THE TASK:
Every entry needs to be printed exactly, please.

EXTRACTED INFORMATION:
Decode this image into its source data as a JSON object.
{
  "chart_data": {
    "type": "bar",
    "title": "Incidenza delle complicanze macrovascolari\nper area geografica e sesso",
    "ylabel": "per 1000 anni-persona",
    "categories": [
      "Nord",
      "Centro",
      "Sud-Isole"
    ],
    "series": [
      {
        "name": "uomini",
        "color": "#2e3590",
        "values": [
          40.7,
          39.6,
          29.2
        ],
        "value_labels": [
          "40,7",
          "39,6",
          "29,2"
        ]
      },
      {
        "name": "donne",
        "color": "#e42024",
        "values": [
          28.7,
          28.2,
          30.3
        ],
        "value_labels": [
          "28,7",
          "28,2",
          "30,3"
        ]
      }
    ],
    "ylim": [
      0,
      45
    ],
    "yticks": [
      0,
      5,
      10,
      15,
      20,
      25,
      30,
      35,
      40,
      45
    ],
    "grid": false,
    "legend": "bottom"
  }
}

ANSWER FOR THE TASK:
Decode this image into its source data as a JSON object.
{
  "chart_data": {
    "type": "bar",
    "title": "Incidenza delle complicanze macrovascolari\nper area geografica e sesso",
    "ylabel": "per 1000 anni-persona",
    "categories": [
      "Nord",
      "Centro",
      "Sud-Isole"
    ],
    "series": [
      {
        "name": "uomini",
        "color": "#2e3590",
        "values": [
          40.7,
          39.6,
          29.2
        ],
        "value_labels": [
          "40,7",
          "39,6",
          "29,2"
        ]
      },
      {
        "name": "donne",
        "color": "#e42024",
        "values": [
          28.7,
          28.2,
          30.3
        ],
        "value_labels": [
          "28,7",
          "28,2",
          "30,3"
        ]
      }
    ],
    "ylim": [
      0,
      45
    ],
    "yticks": [
      0,
      5,
      10,
      15,
      20,
      25,
      30,
      35,
      40,
      45
    ],
    "grid": false,
    "legend": "bottom"
  }
}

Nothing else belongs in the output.